Instruction – Check each line of the records below for the word "color" and copy those where it appears.
___ Items ___
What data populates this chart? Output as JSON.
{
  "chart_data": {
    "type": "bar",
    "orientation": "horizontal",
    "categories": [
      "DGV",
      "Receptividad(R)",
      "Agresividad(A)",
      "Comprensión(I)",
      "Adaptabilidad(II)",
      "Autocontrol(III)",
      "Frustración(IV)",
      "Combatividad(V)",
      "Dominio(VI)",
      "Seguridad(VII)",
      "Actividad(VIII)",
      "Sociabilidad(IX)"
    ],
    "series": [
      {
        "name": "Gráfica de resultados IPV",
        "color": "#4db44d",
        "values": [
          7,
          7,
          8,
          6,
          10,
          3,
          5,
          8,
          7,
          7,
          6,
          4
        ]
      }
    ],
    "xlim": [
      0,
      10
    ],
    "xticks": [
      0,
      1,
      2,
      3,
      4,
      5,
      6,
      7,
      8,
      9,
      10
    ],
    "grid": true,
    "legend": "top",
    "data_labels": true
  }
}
___
___ Items ___
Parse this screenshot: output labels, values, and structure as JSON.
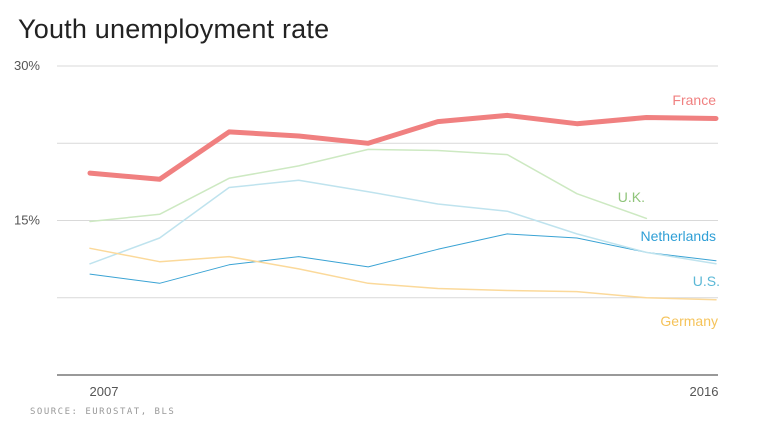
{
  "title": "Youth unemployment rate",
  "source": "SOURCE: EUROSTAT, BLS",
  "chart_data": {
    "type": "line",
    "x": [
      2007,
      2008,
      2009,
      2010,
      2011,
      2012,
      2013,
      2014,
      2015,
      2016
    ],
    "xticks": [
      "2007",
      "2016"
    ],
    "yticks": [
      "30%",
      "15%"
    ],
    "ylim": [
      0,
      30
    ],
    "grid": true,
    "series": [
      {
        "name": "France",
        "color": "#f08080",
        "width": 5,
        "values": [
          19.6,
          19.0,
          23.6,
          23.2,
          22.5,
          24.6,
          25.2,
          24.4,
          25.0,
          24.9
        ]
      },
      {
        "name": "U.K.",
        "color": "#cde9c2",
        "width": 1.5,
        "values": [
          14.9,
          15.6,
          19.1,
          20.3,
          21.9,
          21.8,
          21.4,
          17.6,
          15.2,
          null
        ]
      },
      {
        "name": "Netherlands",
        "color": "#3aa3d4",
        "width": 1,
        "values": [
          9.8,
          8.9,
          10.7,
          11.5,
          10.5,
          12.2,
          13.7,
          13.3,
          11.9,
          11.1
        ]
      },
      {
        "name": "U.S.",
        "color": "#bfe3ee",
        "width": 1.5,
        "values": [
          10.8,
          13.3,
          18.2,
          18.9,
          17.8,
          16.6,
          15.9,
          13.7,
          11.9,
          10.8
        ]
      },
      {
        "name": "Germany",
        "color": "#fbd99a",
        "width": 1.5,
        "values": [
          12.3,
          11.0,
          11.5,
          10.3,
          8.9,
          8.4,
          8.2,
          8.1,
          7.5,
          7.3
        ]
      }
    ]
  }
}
___
___ Items ___
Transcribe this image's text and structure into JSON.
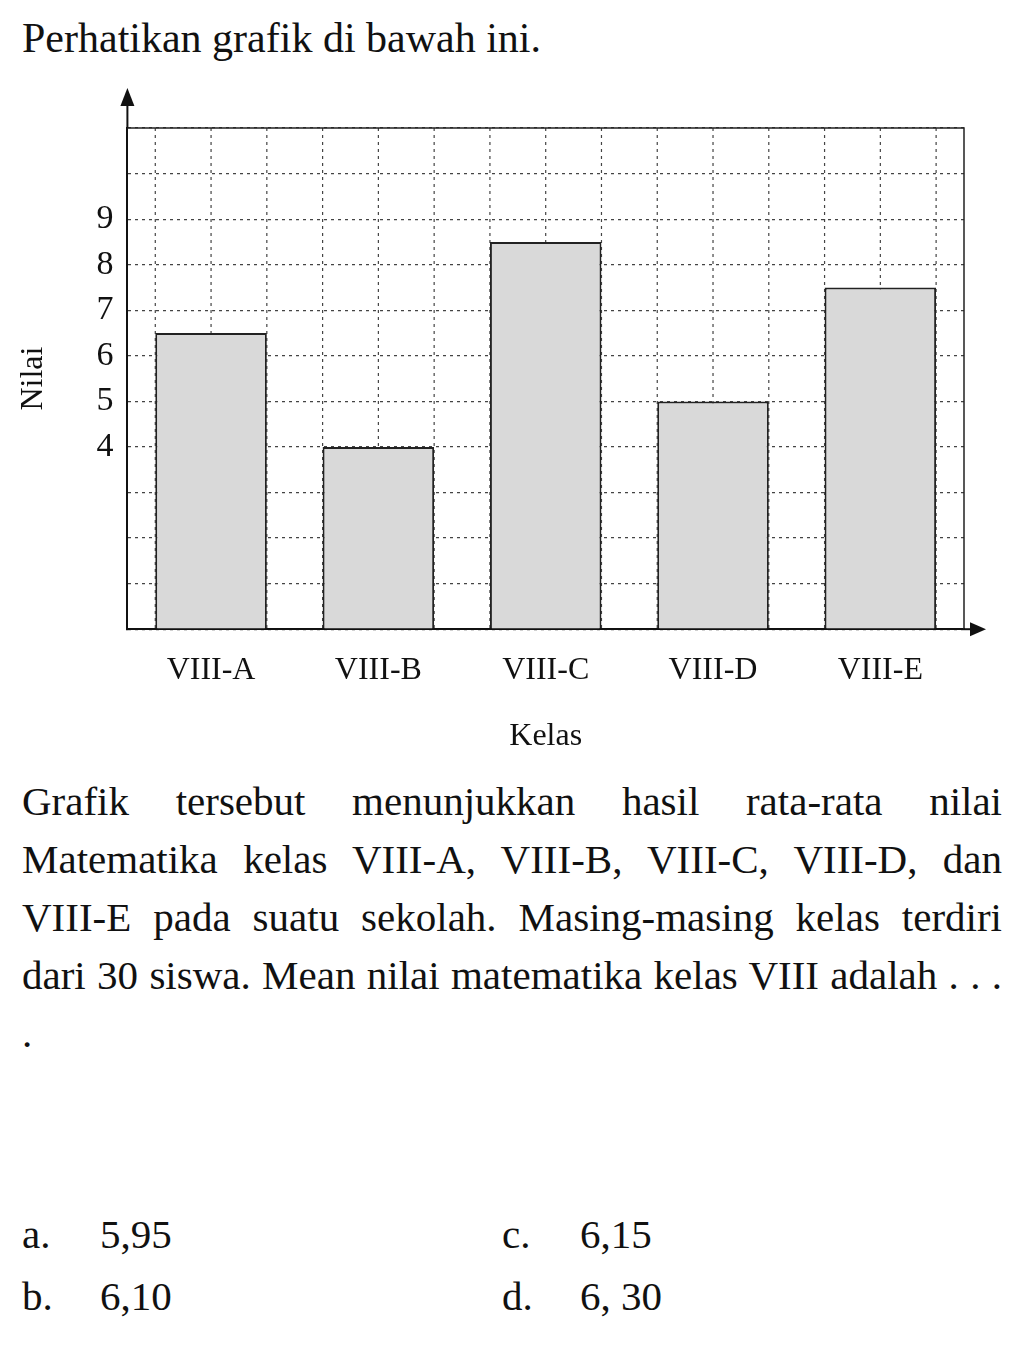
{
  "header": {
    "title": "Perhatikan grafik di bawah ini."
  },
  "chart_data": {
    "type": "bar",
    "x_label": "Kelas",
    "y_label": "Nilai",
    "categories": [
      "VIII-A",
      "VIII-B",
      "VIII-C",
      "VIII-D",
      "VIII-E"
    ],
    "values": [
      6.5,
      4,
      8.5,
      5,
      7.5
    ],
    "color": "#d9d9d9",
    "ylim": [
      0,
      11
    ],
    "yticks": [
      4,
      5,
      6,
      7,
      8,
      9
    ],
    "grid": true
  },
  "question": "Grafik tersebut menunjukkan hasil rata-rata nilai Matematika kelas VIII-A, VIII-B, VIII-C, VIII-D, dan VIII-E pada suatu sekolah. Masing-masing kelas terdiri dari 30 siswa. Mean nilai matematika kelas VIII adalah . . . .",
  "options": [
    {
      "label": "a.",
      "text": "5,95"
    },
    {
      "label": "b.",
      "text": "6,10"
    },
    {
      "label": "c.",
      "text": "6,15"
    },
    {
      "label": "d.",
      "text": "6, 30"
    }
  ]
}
___
Finished task –
        "color": "#4db44d",
        "color": "#f08080",
        "color": "#cde9c2",
        "color": "#3aa3d4",
        "color": "#bfe3ee",
        "color": "#fbd99a",
    "color": "#d9d9d9",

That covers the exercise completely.